• _Set problem_
Print verbatim every line starting at the one that contains "What data populates" and ending at the final line of the records; include both endpoints.

• _Records shown_
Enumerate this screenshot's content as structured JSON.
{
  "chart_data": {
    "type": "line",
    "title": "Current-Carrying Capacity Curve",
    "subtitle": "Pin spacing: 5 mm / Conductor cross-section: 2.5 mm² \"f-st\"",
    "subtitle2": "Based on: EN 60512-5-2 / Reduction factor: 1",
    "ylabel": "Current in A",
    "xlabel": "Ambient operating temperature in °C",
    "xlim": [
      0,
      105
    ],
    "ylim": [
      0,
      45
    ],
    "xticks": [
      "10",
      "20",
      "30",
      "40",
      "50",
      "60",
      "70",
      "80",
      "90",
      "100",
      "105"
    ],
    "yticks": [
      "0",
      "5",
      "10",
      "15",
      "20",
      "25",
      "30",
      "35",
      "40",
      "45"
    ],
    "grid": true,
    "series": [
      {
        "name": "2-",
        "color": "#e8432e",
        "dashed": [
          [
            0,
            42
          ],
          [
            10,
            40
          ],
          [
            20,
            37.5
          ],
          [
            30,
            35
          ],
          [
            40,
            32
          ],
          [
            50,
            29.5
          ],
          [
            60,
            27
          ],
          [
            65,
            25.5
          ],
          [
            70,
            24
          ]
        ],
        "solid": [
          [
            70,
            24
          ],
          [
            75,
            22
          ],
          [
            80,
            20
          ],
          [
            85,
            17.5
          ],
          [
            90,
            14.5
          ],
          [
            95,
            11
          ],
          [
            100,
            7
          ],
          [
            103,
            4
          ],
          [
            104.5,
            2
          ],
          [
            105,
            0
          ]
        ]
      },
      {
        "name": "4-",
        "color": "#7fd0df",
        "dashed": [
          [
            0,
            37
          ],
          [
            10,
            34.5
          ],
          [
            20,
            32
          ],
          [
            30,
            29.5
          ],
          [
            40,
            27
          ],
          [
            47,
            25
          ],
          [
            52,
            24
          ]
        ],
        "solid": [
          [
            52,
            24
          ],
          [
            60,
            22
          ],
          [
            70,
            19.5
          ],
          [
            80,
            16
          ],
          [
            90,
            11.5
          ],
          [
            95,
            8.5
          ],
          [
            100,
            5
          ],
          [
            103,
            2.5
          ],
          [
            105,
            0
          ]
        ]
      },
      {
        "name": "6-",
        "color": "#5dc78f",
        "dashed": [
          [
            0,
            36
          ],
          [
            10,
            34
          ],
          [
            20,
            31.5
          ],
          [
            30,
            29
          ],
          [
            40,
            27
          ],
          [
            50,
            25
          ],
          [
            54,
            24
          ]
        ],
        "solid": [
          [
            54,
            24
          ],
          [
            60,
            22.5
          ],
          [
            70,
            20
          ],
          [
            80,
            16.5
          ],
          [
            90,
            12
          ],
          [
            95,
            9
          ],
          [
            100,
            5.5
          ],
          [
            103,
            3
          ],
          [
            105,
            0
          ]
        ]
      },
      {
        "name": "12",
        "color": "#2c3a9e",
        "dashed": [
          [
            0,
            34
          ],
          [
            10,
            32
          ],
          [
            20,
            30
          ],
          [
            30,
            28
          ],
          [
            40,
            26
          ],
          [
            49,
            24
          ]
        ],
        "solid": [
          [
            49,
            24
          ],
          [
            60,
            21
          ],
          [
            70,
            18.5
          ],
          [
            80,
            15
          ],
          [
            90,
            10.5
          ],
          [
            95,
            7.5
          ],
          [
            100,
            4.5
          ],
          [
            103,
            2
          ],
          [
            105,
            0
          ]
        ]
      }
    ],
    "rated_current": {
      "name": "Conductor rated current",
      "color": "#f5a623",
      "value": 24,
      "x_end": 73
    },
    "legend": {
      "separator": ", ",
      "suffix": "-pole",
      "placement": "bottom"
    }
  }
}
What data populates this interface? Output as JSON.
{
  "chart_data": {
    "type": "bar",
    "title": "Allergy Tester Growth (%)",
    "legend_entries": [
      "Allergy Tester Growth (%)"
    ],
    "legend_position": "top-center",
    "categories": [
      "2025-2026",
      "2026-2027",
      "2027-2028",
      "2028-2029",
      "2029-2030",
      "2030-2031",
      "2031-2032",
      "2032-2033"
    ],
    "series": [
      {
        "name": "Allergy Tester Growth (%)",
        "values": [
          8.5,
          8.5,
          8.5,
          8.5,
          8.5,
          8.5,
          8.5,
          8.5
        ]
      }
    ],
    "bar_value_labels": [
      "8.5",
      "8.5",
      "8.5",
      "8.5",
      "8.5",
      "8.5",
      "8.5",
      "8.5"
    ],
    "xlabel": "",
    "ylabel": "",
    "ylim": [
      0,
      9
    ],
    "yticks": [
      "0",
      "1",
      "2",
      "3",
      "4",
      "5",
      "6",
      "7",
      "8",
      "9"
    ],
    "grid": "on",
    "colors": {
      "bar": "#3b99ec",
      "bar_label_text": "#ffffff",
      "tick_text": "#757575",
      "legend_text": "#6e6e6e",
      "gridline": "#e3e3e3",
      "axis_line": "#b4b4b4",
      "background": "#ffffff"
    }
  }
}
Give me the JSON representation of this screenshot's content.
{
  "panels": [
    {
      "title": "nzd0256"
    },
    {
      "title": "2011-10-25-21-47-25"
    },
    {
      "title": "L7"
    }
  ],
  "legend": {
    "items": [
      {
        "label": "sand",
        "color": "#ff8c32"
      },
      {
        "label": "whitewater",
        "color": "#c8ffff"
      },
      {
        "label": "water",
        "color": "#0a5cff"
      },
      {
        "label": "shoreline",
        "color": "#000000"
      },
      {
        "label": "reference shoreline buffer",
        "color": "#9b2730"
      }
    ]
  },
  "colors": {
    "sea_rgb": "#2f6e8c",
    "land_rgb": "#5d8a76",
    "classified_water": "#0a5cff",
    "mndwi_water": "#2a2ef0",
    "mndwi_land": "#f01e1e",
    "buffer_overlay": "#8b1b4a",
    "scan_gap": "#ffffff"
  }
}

• _Full answer_
What data populates this interface? Output as JSON.
{
  "chart_data": {
    "type": "bar",
    "title": "Allergy Tester Growth (%)",
    "legend_entries": [
      "Allergy Tester Growth (%)"
    ],
    "legend_position": "top-center",
    "categories": [
      "2025-2026",
      "2026-2027",
      "2027-2028",
      "2028-2029",
      "2029-2030",
      "2030-2031",
      "2031-2032",
      "2032-2033"
    ],
    "series": [
      {
        "name": "Allergy Tester Growth (%)",
        "values": [
          8.5,
          8.5,
          8.5,
          8.5,
          8.5,
          8.5,
          8.5,
          8.5
        ]
      }
    ],
    "bar_value_labels": [
      "8.5",
      "8.5",
      "8.5",
      "8.5",
      "8.5",
      "8.5",
      "8.5",
      "8.5"
    ],
    "xlabel": "",
    "ylabel": "",
    "ylim": [
      0,
      9
    ],
    "yticks": [
      "0",
      "1",
      "2",
      "3",
      "4",
      "5",
      "6",
      "7",
      "8",
      "9"
    ],
    "grid": "on",
    "colors": {
      "bar": "#3b99ec",
      "bar_label_text": "#ffffff",
      "tick_text": "#757575",
      "legend_text": "#6e6e6e",
      "gridline": "#e3e3e3",
      "axis_line": "#b4b4b4",
      "background": "#ffffff"
    }
  }
}
Give me the JSON representation of this screenshot's content.
{
  "panels": [
    {
      "title": "nzd0256"
    },
    {
      "title": "2011-10-25-21-47-25"
    },
    {
      "title": "L7"
    }
  ],
  "legend": {
    "items": [
      {
        "label": "sand",
        "color": "#ff8c32"
      },
      {
        "label": "whitewater",
        "color": "#c8ffff"
      },
      {
        "label": "water",
        "color": "#0a5cff"
      },
      {
        "label": "shoreline",
        "color": "#000000"
      },
      {
        "label": "reference shoreline buffer",
        "color": "#9b2730"
      }
    ]
  },
  "colors": {
    "sea_rgb": "#2f6e8c",
    "land_rgb": "#5d8a76",
    "classified_water": "#0a5cff",
    "mndwi_water": "#2a2ef0",
    "mndwi_land": "#f01e1e",
    "buffer_overlay": "#8b1b4a",
    "scan_gap": "#ffffff"
  }
}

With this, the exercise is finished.